Begin Data supplied
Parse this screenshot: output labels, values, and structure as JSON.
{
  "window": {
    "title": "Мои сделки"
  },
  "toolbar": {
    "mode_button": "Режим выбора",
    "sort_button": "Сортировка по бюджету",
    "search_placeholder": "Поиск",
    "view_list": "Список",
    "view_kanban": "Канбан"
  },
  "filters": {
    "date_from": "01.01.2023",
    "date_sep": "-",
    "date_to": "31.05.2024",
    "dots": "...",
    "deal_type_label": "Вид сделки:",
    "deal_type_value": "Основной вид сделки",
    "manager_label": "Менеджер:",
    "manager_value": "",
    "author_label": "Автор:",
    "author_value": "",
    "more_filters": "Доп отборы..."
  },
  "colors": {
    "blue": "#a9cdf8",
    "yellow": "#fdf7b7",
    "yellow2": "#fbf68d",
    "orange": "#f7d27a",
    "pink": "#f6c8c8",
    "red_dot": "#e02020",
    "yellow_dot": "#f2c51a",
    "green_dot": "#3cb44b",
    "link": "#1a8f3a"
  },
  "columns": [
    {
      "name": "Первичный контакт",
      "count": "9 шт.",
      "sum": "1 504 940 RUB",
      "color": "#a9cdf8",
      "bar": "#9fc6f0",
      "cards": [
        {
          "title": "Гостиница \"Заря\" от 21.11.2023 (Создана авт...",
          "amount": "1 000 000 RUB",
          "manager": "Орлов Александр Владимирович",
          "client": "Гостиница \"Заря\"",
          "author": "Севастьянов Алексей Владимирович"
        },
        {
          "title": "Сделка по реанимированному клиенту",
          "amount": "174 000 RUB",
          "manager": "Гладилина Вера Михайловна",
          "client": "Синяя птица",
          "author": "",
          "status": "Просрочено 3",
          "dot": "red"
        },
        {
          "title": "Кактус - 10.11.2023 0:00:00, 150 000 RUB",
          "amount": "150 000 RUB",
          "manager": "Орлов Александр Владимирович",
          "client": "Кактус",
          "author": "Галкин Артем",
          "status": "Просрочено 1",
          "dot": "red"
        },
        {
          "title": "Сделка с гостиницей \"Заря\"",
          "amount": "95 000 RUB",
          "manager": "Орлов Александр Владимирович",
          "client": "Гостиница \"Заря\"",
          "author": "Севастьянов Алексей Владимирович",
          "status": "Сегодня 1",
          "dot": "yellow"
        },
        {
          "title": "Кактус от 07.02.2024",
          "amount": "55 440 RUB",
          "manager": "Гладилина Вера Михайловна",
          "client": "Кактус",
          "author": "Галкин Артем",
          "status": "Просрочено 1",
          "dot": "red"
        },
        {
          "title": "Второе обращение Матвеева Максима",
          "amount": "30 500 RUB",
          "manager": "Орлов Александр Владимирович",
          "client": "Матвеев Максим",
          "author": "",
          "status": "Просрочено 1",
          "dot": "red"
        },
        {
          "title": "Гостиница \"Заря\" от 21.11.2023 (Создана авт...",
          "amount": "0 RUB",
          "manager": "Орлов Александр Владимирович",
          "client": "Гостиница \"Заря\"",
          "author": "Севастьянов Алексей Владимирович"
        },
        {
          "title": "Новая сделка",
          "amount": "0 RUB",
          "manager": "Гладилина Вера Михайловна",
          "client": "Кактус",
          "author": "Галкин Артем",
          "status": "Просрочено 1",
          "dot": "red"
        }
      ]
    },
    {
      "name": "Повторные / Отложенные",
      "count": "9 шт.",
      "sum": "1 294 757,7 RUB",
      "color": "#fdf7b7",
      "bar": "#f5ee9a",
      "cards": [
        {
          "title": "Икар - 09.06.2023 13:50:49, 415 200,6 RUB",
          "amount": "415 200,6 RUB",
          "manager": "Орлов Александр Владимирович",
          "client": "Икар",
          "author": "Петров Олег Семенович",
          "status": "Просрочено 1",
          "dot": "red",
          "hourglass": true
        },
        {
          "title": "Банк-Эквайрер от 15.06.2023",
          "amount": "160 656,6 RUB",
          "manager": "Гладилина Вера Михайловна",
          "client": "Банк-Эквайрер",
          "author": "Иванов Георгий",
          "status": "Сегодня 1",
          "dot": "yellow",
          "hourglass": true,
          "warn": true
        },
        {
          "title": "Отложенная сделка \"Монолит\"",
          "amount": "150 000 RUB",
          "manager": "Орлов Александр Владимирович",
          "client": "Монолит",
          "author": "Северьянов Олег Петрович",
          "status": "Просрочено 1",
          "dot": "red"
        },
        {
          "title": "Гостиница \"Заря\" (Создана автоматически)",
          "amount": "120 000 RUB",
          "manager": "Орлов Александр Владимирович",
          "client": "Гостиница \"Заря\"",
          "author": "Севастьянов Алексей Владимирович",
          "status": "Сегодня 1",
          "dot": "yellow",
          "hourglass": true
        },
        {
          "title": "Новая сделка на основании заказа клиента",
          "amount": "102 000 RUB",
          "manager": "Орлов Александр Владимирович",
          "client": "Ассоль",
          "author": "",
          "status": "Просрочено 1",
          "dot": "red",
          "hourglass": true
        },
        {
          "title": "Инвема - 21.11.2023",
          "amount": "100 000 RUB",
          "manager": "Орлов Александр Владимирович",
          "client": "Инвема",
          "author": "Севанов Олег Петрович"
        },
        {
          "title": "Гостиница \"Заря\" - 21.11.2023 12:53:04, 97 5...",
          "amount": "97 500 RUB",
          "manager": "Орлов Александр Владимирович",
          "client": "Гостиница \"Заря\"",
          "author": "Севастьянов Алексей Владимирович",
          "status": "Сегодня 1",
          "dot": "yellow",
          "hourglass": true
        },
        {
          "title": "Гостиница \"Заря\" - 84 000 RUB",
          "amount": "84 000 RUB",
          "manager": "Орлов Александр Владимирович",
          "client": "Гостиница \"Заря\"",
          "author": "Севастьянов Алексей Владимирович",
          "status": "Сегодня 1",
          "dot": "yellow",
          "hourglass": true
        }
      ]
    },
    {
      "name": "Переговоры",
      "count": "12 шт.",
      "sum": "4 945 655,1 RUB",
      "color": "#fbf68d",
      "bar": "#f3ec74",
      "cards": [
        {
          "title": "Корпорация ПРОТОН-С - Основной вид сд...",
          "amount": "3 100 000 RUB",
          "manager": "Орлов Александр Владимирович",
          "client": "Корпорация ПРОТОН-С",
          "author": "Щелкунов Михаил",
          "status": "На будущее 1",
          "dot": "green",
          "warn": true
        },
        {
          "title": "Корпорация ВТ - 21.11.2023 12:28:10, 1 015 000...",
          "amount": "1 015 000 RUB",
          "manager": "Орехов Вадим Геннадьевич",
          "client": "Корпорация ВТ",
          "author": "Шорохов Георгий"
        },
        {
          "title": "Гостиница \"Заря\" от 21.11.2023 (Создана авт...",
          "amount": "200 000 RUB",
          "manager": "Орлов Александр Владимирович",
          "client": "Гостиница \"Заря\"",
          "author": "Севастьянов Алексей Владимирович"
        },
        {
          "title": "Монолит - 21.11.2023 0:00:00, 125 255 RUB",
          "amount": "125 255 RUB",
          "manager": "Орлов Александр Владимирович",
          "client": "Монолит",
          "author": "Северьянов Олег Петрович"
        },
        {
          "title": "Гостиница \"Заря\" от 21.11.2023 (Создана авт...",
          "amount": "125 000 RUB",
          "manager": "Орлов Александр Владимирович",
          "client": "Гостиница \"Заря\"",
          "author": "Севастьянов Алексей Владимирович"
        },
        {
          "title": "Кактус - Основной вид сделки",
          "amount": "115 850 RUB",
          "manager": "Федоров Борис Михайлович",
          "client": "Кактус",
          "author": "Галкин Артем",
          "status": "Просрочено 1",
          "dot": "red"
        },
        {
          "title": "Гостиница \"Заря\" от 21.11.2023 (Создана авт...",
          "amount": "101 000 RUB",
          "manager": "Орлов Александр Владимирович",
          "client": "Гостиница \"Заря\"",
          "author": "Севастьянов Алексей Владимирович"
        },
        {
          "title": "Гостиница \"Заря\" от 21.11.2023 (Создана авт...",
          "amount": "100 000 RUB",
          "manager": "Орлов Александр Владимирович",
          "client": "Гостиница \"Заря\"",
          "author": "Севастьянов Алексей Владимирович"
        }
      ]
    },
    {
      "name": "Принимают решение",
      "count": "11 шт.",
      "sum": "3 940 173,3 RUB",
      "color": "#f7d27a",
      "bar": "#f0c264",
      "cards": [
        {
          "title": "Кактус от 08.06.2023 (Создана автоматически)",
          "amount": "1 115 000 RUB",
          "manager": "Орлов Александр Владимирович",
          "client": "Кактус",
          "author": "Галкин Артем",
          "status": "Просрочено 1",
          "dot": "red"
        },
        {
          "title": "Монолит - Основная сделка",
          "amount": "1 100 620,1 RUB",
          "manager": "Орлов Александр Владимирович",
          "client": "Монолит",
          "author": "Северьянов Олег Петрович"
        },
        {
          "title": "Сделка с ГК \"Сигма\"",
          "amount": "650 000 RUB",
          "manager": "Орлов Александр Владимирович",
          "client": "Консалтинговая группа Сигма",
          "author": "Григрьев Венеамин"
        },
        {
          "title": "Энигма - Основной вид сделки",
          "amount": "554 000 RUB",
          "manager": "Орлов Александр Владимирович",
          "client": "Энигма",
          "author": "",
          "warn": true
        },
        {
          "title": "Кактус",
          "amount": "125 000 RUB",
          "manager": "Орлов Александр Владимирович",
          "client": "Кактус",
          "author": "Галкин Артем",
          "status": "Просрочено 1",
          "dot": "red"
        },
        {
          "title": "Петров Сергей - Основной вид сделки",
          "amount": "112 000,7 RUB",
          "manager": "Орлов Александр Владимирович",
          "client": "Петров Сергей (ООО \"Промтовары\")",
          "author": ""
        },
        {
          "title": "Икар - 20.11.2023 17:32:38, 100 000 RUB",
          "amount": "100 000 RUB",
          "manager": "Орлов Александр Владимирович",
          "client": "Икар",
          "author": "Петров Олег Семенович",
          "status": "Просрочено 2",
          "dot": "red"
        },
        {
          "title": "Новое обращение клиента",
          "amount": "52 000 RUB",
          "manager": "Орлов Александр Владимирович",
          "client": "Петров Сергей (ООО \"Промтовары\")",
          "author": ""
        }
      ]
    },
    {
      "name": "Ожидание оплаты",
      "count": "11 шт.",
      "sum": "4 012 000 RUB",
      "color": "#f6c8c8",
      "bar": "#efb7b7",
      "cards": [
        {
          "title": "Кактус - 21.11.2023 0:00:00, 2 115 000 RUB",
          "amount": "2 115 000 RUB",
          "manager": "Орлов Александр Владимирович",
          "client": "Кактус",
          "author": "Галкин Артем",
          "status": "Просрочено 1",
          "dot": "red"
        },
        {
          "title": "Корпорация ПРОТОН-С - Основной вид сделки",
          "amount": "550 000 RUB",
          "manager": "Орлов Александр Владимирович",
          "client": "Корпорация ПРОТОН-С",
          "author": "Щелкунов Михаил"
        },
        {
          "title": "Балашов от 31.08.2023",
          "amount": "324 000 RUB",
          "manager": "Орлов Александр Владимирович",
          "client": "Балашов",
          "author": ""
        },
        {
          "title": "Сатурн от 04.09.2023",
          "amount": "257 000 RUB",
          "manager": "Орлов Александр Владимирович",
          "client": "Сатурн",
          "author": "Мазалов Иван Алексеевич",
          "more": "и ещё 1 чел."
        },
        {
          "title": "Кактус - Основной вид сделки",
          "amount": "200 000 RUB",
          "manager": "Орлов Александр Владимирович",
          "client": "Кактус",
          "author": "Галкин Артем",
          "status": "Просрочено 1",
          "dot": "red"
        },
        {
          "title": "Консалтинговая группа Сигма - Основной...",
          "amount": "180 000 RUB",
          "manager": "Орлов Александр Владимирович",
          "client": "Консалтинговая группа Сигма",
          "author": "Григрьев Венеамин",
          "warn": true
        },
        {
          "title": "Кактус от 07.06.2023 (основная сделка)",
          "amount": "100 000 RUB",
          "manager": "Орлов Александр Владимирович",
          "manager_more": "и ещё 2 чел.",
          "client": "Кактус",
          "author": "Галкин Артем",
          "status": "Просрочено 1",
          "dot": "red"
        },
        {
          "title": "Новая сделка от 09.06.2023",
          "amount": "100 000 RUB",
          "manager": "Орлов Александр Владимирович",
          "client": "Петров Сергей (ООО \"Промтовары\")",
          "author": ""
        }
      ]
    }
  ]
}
End Data supplied
> [What you need to do]: List all lines holding the string "Энигма".

> [Solution to the exercise]:
          "title": "Энигма - Основной вид сделки",
          "client": "Энигма",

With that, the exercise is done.